(Entries provided)
►
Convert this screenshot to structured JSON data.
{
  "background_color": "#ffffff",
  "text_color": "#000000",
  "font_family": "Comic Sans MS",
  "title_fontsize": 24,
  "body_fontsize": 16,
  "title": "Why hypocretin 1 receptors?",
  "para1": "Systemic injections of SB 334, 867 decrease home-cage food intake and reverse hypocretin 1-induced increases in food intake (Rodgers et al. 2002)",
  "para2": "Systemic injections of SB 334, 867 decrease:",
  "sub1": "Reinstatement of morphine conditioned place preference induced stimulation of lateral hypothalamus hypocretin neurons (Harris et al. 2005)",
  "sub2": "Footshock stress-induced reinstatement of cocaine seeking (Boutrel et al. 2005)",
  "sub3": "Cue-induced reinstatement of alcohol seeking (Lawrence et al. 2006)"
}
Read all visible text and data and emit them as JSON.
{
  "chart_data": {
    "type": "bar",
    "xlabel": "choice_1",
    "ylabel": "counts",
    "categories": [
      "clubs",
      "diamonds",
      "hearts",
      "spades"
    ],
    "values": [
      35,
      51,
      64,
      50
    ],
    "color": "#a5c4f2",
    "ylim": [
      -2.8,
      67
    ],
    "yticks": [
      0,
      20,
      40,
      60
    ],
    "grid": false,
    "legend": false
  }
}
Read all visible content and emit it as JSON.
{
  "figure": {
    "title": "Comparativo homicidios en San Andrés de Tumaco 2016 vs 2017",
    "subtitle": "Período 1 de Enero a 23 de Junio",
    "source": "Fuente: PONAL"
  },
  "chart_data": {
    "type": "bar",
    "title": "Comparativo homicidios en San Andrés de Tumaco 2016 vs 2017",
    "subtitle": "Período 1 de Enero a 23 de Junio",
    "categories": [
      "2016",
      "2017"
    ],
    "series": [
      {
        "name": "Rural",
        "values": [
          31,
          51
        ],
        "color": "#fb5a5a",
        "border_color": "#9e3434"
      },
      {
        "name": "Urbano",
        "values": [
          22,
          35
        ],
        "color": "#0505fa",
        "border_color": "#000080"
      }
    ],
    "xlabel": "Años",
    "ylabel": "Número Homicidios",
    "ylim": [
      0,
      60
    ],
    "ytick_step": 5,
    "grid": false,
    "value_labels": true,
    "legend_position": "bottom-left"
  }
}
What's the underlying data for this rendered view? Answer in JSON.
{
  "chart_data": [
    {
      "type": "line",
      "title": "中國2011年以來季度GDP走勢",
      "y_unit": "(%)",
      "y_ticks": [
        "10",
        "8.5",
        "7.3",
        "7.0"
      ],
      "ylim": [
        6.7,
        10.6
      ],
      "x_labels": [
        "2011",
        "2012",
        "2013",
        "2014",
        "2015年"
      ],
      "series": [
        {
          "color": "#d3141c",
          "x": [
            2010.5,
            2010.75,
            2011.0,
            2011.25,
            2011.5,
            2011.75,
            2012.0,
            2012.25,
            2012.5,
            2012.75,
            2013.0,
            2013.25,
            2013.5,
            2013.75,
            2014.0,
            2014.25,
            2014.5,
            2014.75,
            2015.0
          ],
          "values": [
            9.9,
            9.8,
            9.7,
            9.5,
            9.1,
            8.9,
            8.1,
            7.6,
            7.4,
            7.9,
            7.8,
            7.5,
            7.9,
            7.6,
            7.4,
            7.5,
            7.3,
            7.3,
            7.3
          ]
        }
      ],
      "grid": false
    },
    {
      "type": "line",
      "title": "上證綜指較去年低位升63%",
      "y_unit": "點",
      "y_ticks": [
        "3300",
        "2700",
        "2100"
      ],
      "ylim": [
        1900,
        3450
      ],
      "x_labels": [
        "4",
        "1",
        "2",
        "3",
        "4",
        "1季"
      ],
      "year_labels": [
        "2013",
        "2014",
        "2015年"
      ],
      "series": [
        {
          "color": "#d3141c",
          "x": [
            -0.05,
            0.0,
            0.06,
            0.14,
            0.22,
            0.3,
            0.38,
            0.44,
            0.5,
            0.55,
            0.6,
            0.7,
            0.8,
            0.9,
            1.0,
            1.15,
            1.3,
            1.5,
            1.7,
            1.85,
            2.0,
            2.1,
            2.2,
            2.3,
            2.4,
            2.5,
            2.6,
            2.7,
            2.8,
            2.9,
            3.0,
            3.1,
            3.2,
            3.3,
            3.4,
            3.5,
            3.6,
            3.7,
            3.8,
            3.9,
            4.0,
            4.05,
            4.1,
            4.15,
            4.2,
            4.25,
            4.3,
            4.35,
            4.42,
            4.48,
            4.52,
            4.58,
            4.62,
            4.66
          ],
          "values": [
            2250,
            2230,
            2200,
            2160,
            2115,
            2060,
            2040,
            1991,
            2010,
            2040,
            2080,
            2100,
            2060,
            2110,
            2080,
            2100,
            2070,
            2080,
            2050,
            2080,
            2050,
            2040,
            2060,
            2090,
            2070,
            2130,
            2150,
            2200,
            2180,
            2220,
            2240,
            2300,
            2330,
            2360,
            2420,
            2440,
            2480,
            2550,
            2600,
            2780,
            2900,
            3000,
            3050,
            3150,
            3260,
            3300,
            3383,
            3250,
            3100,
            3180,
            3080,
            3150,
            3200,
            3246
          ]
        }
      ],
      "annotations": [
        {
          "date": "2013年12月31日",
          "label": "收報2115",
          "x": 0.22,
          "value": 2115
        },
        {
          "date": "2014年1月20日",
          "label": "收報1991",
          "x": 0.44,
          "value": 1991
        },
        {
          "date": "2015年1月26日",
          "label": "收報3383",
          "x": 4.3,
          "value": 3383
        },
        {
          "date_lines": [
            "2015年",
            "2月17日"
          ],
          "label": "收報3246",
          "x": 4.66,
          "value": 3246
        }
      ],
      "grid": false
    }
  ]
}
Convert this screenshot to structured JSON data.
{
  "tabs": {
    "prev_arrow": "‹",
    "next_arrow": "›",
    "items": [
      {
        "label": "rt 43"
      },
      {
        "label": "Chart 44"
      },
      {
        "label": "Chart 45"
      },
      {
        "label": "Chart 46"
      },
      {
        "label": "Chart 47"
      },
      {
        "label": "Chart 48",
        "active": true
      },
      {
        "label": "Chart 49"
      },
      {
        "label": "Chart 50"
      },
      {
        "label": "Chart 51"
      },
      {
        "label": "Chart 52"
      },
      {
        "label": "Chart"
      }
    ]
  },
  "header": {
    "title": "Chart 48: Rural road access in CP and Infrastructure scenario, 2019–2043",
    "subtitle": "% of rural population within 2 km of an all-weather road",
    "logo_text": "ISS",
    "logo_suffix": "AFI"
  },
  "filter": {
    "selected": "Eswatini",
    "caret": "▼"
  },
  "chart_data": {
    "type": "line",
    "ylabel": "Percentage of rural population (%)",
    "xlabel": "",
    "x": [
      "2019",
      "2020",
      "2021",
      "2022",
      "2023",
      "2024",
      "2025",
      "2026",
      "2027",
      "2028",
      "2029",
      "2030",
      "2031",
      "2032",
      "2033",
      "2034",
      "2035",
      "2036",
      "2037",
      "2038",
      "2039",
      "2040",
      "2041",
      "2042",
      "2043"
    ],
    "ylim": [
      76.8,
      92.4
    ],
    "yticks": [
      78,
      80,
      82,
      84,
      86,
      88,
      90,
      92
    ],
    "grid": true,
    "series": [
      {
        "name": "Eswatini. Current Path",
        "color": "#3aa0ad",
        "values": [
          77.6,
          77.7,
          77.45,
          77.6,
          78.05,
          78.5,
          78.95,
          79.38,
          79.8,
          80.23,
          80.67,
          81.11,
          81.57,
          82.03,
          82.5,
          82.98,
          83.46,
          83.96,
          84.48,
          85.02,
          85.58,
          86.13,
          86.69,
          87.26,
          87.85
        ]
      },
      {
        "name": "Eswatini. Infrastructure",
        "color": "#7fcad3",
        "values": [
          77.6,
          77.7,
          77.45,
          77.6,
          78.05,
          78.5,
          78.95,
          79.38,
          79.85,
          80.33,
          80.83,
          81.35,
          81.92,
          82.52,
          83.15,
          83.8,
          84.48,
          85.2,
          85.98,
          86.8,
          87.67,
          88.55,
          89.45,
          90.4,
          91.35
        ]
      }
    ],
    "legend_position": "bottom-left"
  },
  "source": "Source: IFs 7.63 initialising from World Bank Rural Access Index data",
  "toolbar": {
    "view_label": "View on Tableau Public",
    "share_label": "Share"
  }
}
◄
(Stated task) From the listing above, pick out every line containing "seeking".

(Solution for this task)
  "sub2": "Footshock stress-induced reinstatement of cocaine seeking (Boutrel et al. 2005)",
  "sub3": "Cue-induced reinstatement of alcohol seeking (Lawrence et al. 2006)"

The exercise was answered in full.